* Given instruction *
Recast the records below, from their first line through the line containing "cubes-icon bbox=[510, 157, 562, 207]", as a Markdown table with the columns No. and Entry, numbering each row and omitting any blank lines.

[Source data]

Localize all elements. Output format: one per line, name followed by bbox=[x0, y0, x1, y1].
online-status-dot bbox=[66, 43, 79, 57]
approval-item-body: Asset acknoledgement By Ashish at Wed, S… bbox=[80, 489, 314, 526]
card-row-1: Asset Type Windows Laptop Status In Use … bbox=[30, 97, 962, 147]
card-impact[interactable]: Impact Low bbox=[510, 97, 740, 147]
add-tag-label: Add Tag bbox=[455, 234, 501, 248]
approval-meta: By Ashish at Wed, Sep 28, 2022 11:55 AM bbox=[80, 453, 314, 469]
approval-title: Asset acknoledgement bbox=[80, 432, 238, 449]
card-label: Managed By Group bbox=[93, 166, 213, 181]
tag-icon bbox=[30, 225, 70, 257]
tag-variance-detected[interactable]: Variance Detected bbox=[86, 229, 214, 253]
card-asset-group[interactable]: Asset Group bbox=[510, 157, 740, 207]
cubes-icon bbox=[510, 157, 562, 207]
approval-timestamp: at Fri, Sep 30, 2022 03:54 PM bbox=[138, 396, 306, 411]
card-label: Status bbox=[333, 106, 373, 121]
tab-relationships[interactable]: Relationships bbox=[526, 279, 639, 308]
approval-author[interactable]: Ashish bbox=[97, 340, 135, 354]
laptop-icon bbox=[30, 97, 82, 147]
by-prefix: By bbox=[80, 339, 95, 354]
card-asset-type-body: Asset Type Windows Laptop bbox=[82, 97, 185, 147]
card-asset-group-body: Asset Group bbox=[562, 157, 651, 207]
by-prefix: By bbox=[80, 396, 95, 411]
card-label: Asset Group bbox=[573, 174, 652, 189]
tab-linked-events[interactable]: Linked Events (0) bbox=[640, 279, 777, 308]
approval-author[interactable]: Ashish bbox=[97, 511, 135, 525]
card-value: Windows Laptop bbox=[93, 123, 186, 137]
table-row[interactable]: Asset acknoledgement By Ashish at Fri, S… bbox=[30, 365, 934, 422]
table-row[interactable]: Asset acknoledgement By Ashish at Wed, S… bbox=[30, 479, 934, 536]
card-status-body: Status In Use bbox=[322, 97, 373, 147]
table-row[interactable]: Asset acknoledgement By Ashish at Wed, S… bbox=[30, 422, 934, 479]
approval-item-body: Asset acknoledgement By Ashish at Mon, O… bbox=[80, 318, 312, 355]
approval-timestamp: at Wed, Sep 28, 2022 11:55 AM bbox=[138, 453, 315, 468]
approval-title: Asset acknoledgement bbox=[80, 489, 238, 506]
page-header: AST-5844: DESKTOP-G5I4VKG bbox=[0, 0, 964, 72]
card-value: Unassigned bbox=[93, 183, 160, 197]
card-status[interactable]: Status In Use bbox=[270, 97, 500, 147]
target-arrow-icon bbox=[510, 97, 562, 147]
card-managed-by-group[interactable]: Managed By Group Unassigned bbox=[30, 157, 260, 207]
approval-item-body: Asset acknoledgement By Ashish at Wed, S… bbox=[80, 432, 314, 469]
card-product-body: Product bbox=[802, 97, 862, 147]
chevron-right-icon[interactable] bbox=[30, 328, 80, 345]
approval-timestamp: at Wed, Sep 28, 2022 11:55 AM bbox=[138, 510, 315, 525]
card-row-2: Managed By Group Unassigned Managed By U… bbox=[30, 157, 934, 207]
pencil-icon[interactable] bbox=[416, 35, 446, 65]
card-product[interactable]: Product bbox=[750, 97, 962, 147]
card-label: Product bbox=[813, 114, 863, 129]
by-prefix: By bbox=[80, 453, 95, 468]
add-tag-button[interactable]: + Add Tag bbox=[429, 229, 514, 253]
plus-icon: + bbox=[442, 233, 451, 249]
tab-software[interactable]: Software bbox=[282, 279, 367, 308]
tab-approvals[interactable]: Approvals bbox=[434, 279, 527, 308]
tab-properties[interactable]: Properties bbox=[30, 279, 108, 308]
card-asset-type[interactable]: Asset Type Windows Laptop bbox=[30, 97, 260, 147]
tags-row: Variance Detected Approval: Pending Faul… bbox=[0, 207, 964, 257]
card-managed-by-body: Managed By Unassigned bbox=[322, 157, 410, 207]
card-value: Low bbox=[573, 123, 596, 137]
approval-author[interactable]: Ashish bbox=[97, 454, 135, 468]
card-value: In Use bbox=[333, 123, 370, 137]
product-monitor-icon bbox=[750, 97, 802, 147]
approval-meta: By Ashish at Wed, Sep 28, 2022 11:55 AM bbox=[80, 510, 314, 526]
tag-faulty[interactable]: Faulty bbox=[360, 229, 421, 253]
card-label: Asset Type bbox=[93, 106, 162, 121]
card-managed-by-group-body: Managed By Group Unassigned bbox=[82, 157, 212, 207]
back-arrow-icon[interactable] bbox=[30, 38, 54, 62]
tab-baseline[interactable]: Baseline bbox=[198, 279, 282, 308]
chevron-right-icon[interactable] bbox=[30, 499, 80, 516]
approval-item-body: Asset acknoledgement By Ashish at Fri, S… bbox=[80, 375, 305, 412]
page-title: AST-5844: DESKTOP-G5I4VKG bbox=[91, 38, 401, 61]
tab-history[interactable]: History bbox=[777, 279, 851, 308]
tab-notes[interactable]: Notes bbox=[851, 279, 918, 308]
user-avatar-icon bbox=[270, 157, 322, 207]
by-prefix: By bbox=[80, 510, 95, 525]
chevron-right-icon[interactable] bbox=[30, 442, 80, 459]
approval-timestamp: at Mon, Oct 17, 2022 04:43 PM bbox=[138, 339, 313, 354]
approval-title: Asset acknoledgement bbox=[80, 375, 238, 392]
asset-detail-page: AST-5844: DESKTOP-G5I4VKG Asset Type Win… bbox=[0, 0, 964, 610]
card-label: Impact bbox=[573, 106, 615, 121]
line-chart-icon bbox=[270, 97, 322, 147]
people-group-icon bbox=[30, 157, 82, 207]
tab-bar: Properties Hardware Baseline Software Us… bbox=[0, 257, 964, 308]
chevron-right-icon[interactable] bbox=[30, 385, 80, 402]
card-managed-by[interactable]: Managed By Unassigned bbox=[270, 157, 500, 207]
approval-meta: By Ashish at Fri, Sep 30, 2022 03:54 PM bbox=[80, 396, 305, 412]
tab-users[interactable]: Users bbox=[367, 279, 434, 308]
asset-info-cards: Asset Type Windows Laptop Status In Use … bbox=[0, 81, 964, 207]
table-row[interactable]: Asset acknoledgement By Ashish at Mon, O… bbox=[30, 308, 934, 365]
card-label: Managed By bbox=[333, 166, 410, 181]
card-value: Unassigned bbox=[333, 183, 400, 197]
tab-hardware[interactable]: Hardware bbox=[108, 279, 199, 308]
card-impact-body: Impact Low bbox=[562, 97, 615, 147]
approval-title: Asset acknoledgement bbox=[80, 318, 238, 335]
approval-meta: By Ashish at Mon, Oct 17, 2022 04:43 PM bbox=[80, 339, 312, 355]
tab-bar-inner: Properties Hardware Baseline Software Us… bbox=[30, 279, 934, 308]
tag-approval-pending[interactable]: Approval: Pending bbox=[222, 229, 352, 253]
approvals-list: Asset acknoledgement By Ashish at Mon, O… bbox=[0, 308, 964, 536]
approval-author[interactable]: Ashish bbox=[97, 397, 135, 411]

* Result for this task *
| No. | Entry |
|---|---|
| 1 | Localize all elements. Output format: one per line, name followed by bbox=[x0, y0, x1, y1]. |
| 2 | online-status-dot bbox=[66, 43, 79, 57] |
| 3 | approval-item-body: Asset acknoledgement By Ashish at Wed, S… bbox=[80, 489, 314, 526] |
| 4 | card-row-1: Asset Type Windows Laptop Status In Use … bbox=[30, 97, 962, 147] |
| 5 | card-impact[interactable]: Impact Low bbox=[510, 97, 740, 147] |
| 6 | add-tag-label: Add Tag bbox=[455, 234, 501, 248] |
| 7 | approval-meta: By Ashish at Wed, Sep 28, 2022 11:55 AM bbox=[80, 453, 314, 469] |
| 8 | approval-title: Asset acknoledgement bbox=[80, 432, 238, 449] |
| 9 | card-label: Managed By Group bbox=[93, 166, 213, 181] |
| 10 | tag-icon bbox=[30, 225, 70, 257] |
| 11 | tag-variance-detected[interactable]: Variance Detected bbox=[86, 229, 214, 253] |
| 12 | card-asset-group[interactable]: Asset Group bbox=[510, 157, 740, 207] |
| 13 | cubes-icon bbox=[510, 157, 562, 207] |